• **WHAT IS ASKED**: Leave out every picture, and output exactly the lines from the line containing "Give me a plain-text" through the last line of the data.

--- DATA LISTING ---

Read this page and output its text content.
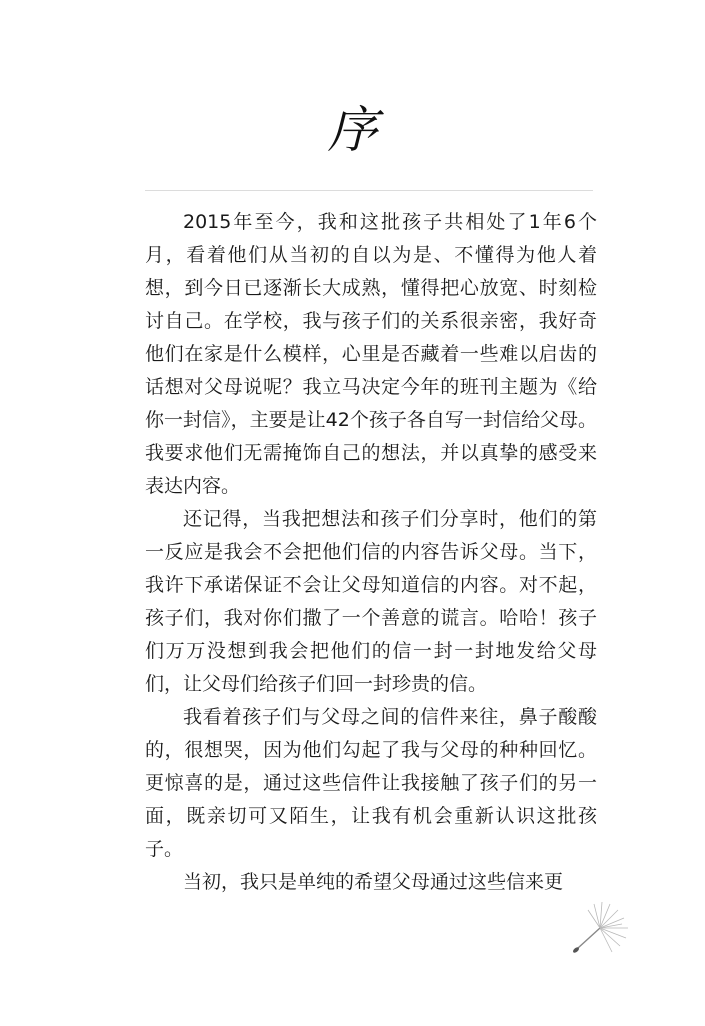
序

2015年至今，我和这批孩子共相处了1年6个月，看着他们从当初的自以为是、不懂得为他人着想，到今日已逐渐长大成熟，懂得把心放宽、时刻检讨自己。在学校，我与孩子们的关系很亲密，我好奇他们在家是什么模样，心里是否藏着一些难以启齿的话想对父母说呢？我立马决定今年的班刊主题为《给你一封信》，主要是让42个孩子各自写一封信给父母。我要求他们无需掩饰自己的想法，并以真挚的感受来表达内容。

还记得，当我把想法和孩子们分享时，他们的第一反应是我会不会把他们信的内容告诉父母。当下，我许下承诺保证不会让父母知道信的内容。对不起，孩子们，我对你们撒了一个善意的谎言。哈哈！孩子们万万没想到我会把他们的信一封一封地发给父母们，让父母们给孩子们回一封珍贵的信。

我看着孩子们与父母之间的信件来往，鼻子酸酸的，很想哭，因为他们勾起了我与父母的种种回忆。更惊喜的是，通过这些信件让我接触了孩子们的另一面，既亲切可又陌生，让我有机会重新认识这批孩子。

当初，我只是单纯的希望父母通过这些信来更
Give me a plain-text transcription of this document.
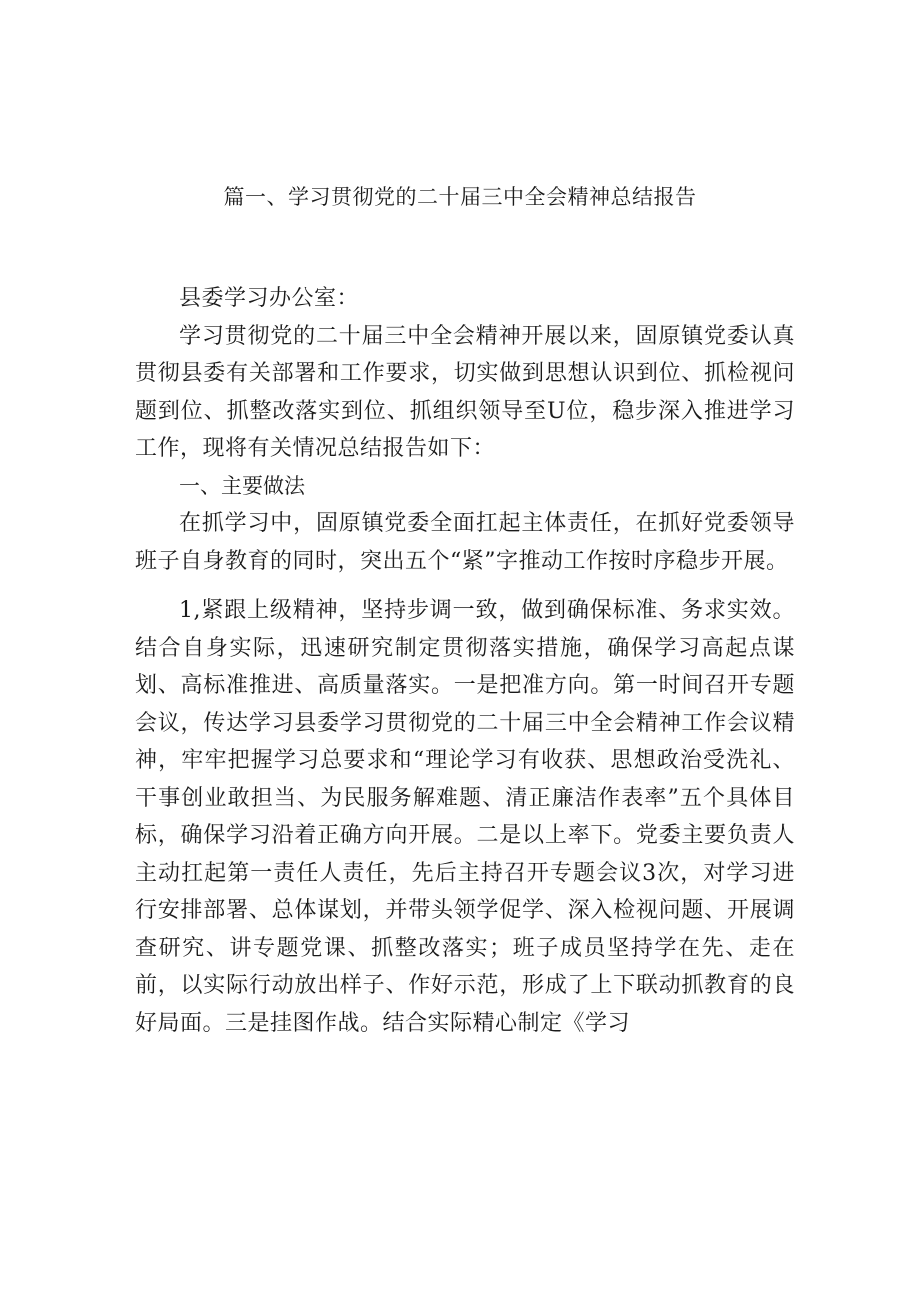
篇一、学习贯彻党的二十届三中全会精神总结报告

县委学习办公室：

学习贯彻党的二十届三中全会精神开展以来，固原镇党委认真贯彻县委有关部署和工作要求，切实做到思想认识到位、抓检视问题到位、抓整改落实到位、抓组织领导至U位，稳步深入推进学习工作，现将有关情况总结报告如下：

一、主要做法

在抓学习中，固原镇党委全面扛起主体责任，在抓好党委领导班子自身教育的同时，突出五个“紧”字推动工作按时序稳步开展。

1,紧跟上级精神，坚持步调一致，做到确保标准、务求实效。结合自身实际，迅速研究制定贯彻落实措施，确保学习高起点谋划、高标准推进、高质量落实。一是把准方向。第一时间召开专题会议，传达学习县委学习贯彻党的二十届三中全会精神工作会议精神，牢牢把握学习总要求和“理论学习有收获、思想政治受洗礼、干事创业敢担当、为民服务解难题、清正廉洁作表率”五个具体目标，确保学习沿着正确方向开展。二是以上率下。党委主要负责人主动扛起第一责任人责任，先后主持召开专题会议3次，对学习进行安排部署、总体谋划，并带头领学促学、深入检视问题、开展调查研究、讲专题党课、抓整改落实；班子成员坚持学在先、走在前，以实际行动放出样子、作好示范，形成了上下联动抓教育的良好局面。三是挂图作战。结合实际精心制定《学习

---

• **FINAL RESULT**:
Give me a plain-text transcription of this document.
篇一、学习贯彻党的二十届三中全会精神总结报告

县委学习办公室：

学习贯彻党的二十届三中全会精神开展以来，固原镇党委认真贯彻县委有关部署和工作要求，切实做到思想认识到位、抓检视问题到位、抓整改落实到位、抓组织领导至U位，稳步深入推进学习工作，现将有关情况总结报告如下：

一、主要做法

在抓学习中，固原镇党委全面扛起主体责任，在抓好党委领导班子自身教育的同时，突出五个“紧”字推动工作按时序稳步开展。

1,紧跟上级精神，坚持步调一致，做到确保标准、务求实效。结合自身实际，迅速研究制定贯彻落实措施，确保学习高起点谋划、高标准推进、高质量落实。一是把准方向。第一时间召开专题会议，传达学习县委学习贯彻党的二十届三中全会精神工作会议精神，牢牢把握学习总要求和“理论学习有收获、思想政治受洗礼、干事创业敢担当、为民服务解难题、清正廉洁作表率”五个具体目标，确保学习沿着正确方向开展。二是以上率下。党委主要负责人主动扛起第一责任人责任，先后主持召开专题会议3次，对学习进行安排部署、总体谋划，并带头领学促学、深入检视问题、开展调查研究、讲专题党课、抓整改落实；班子成员坚持学在先、走在前，以实际行动放出样子、作好示范，形成了上下联动抓教育的良好局面。三是挂图作战。结合实际精心制定《学习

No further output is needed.